_FONTE_

■ ■ ■ ■ ■

Un mondo dalle radici in evoluzione. Per Alba Zari, le radici sono un punto di esplorazione personale. L’abbiamo incontrata a Trieste e abbiamo apprezzato la semplicità e l’immediatezza che emergono già dai suoi lavori più intimi, come il bellissimo libro ‘The Y’ (Witty Books, 2019), una narrazione per immagini che rivela aspetti della sua continua ricerca.

Alba Zari, fotografa e documentarista nasce in Thailandia dove vive fino all’età di 8 anni. In Italia abita prima a Trieste, poi a Bologna dove si laurea al DAMS in cinematografia per poi specializzarsi in fotografia e visual design alla NABA, Nuova Accademia di Belle Arti di Milano, proseguendo gli studi in fotografia documentaria all’International Center of Photography di New York. Nei suoi lavori, c’è tutta la riflessione e la sua sensibilità artistica ed un approccio alla complessità della mente umana e un costante dialogo tra passato e presente, memoria e innovazione, tra umano e IA, tra verità ed autenticità.

■ ■ ■ ■ ■

_RECORD ESTRATTI_
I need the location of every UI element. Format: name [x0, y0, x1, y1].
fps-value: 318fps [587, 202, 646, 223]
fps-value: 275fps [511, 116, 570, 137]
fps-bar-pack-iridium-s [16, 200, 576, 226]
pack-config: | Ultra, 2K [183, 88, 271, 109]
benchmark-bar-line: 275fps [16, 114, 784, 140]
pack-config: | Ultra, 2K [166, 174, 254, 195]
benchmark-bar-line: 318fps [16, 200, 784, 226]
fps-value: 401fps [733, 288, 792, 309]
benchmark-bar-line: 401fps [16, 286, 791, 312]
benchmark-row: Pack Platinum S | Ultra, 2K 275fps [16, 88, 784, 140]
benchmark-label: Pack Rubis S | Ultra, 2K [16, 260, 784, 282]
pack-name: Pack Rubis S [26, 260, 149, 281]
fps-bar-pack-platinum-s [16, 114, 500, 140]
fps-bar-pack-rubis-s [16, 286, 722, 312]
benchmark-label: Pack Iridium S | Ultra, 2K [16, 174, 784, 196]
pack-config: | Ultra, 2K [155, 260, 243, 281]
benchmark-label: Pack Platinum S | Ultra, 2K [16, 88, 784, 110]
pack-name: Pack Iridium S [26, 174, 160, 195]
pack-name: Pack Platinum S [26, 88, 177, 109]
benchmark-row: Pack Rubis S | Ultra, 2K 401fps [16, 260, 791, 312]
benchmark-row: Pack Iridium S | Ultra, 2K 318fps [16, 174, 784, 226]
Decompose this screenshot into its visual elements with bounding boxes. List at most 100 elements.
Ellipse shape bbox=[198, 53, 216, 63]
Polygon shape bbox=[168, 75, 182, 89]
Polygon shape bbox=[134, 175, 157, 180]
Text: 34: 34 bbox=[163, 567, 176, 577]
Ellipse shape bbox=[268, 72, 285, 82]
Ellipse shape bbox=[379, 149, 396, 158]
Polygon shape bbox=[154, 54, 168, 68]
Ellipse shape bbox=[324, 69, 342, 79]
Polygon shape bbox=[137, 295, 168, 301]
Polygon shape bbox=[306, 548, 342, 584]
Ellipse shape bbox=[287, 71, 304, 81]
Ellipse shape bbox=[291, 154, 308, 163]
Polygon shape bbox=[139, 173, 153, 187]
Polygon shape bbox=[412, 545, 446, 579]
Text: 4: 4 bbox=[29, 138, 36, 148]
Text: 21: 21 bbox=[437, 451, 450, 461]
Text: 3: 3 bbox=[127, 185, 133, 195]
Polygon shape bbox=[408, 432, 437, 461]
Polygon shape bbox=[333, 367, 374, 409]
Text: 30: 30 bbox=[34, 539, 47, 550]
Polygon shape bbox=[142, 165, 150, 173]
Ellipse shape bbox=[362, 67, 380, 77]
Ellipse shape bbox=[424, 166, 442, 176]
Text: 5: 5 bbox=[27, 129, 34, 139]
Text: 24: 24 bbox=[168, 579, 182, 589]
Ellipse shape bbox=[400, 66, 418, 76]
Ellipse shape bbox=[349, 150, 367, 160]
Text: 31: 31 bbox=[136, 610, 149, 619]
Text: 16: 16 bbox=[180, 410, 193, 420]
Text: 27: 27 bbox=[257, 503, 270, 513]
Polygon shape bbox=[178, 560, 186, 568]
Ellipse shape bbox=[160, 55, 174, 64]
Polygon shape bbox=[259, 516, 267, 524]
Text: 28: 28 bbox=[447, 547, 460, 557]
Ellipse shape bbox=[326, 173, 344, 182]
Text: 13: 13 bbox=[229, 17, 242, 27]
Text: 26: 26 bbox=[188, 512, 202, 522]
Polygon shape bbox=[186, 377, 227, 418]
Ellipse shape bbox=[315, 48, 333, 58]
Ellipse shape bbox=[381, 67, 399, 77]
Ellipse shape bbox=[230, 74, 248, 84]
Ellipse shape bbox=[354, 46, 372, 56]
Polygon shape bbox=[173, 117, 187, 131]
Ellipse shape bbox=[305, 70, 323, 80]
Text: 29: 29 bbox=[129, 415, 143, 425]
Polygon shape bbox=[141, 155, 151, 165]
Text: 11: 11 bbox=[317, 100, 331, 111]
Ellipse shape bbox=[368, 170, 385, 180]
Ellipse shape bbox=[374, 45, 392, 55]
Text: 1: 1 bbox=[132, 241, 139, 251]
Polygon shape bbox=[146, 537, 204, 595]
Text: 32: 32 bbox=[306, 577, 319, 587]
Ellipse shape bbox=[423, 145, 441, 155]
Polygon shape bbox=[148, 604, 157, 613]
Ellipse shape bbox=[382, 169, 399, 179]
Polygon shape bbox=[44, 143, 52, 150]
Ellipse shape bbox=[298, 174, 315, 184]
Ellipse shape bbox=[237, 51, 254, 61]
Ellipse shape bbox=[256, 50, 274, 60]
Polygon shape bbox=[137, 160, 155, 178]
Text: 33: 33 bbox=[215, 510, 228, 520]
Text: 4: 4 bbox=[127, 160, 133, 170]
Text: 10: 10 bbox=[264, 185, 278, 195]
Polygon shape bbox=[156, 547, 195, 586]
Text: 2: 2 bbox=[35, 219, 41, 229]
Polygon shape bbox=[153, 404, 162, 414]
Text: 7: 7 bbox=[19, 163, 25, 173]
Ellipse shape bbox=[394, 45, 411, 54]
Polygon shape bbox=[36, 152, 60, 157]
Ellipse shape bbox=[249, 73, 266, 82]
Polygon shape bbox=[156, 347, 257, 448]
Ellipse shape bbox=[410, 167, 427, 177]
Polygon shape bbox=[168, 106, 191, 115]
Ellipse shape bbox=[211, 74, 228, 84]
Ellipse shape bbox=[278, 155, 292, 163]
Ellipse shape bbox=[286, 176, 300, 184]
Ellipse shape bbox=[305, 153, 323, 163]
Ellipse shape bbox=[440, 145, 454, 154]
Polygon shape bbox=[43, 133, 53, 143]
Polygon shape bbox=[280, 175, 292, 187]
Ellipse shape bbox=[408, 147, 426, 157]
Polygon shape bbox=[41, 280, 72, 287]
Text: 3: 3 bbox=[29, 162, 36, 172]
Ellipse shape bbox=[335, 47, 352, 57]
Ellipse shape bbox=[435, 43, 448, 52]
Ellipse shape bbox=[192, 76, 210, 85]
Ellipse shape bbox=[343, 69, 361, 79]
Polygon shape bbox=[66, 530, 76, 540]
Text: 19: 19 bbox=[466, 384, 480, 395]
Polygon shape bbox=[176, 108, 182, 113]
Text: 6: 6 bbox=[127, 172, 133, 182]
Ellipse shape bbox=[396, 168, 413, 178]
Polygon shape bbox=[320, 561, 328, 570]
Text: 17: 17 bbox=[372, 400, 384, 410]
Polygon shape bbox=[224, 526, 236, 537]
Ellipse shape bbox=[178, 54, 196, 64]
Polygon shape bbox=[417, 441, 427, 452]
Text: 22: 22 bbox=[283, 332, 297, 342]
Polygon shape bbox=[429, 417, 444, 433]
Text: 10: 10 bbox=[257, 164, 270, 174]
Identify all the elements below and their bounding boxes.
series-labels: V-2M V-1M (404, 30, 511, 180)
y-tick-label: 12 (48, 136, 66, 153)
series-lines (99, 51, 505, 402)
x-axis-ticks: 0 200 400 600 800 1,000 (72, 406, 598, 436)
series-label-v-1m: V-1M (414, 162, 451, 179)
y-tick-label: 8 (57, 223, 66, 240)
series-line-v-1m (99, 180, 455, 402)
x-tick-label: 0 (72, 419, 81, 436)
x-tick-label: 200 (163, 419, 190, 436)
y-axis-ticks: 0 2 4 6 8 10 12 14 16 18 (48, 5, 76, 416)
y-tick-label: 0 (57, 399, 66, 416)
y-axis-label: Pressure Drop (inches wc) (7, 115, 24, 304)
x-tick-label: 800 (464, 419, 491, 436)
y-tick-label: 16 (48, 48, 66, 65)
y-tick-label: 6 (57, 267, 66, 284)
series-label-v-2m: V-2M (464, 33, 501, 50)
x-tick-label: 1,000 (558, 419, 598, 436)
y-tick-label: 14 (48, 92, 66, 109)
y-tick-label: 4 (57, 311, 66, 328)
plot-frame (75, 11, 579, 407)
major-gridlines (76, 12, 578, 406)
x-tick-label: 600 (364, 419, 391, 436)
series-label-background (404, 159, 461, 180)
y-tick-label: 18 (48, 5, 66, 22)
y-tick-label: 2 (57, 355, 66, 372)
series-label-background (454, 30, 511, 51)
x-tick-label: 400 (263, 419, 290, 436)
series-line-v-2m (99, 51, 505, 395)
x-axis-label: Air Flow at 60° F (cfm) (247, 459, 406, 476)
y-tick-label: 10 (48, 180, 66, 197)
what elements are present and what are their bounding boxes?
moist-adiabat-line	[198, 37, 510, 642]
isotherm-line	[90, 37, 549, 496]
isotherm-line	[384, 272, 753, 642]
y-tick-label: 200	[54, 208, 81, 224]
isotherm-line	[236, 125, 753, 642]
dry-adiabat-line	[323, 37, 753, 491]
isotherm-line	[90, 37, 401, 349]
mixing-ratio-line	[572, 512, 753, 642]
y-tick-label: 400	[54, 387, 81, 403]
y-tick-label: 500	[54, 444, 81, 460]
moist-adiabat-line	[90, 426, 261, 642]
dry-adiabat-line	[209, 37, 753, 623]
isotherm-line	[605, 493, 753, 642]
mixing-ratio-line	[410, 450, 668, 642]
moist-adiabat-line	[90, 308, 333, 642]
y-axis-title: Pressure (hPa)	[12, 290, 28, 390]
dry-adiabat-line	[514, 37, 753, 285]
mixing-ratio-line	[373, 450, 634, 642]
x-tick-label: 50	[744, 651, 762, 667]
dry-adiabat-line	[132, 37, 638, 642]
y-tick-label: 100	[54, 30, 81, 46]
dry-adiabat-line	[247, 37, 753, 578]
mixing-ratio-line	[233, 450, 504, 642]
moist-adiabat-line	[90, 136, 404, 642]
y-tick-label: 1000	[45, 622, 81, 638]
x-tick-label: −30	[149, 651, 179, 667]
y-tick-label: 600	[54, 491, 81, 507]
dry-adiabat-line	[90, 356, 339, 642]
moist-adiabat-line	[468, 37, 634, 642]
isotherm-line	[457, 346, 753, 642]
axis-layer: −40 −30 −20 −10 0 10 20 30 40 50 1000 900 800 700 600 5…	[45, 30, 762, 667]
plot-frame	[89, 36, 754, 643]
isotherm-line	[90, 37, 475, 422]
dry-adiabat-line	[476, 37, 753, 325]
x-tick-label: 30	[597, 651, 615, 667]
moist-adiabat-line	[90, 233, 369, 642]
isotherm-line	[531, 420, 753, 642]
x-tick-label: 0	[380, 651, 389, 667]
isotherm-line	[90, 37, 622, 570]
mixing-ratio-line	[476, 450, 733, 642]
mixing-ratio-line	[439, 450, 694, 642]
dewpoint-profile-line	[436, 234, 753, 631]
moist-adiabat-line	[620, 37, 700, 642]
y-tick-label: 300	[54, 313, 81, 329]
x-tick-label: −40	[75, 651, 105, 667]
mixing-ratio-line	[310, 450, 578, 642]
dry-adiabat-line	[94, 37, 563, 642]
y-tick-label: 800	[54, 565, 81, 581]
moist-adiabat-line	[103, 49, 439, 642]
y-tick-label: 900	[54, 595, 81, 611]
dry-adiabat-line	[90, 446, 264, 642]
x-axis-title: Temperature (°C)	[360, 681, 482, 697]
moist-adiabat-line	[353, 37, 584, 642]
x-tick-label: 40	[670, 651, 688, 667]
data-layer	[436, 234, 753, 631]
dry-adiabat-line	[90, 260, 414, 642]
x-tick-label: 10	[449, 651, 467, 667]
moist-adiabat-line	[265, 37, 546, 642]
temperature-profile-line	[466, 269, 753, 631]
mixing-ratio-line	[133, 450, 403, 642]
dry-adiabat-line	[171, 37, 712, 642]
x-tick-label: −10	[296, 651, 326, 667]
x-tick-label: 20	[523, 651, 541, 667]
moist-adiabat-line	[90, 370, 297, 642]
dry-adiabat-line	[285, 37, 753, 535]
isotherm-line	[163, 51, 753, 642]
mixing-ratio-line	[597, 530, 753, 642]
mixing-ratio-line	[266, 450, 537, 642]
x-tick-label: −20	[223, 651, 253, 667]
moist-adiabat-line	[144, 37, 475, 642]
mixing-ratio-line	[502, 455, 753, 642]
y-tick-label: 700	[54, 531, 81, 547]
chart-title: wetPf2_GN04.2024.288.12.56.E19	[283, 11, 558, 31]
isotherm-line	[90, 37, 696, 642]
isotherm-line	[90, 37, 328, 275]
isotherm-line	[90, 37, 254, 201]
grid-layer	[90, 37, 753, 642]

■ ■ ■ ■ ■

_COMPLETARE QUANTO SEGUE_
1. Secondo il testo su Alba Zari, presso quale istituto di New York la fotografa ha proseguito gli studi in fotografia documentaria?
2. Prosegua il testo su Alba Zari, riprendendo dopo la sua ultima frase.
I record costituiscono materiale a sé stante, distinto dal testo su Alba Zari.

_RISPOSTE_
1. All'International Center of Photography di New York.

2.
Alba Zari sarà inoltre docente di Visual Hub con il corso Il vaso di Pandora. Un approccio concettuale all’archivio che si terrà il 5-6 ottobre a Stage21 Trieste.

Hai una vita da nomade. Cosa consideri come le tue radici?
Le mie radici sono il luogo dove vivono i miei affetti. Siccome una parte di me non la conosco e resterà probabilmente sempre un mistero, Trieste è il posto che considero casa e che mi è familiare. Le spiagge della Thailandia invece rievocano le sensazioni della mia infanzia.

Il tuo primo ricordo d’infanzia e se pensi che questo ricordo sia inficiato o meno dalla memoria fotografica.
Il mio primo ricordo d’infanzia è legato a ciò che mia madre si ricorda. Lei che stende la biancheria e io a due anni che le passo i panni puliti. Eravamo a Bangkok.

La tua tesi del DAMS parlava della fotografia dopo la legge 180 e questo anno ricorrono i 100 anni dalla nascita di Basaglia. Cosa ricordi di quella tua ricerca e delle immagini legate a quel periodo?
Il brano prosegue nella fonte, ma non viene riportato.